Find the line that contains "Convert this document image to plain text." in the entries below. Output it and each later line exactly, and nothing else.

(RECORDS):
# # # # #

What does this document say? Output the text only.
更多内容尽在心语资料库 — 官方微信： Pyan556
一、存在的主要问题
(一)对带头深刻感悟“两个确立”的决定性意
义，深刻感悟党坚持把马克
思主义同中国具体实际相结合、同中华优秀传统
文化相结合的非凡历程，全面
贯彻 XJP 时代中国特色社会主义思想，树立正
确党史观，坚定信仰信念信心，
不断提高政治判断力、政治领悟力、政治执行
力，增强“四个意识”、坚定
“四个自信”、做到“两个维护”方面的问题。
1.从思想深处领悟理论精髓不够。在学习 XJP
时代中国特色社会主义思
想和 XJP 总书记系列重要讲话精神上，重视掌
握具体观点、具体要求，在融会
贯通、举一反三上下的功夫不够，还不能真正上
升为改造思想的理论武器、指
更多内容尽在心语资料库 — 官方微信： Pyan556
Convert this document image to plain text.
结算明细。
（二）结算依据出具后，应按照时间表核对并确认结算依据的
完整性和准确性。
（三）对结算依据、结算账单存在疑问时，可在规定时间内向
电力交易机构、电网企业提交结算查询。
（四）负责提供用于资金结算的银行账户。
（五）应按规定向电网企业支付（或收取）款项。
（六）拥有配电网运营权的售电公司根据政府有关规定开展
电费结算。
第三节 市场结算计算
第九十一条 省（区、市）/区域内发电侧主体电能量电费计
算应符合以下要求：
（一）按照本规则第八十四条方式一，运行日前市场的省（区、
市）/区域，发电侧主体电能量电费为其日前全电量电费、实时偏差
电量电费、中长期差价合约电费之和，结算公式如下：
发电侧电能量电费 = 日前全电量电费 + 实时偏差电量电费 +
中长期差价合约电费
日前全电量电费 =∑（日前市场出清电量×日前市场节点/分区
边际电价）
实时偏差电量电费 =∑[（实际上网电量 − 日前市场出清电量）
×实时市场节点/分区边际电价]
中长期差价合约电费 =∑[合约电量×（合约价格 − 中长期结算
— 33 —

# # # # #

(FINAL ANSWER):
Convert this document image to plain text.
结算明细。
（二）结算依据出具后，应按照时间表核对并确认结算依据的
完整性和准确性。
（三）对结算依据、结算账单存在疑问时，可在规定时间内向
电力交易机构、电网企业提交结算查询。
（四）负责提供用于资金结算的银行账户。
（五）应按规定向电网企业支付（或收取）款项。
（六）拥有配电网运营权的售电公司根据政府有关规定开展
电费结算。
第三节 市场结算计算
第九十一条 省（区、市）/区域内发电侧主体电能量电费计
算应符合以下要求：
（一）按照本规则第八十四条方式一，运行日前市场的省（区、
市）/区域，发电侧主体电能量电费为其日前全电量电费、实时偏差
电量电费、中长期差价合约电费之和，结算公式如下：
发电侧电能量电费 = 日前全电量电费 + 实时偏差电量电费 +
中长期差价合约电费
日前全电量电费 =∑（日前市场出清电量×日前市场节点/分区
边际电价）
实时偏差电量电费 =∑[（实际上网电量 − 日前市场出清电量）
×实时市场节点/分区边际电价]
中长期差价合约电费 =∑[合约电量×（合约价格 − 中长期结算
— 33 —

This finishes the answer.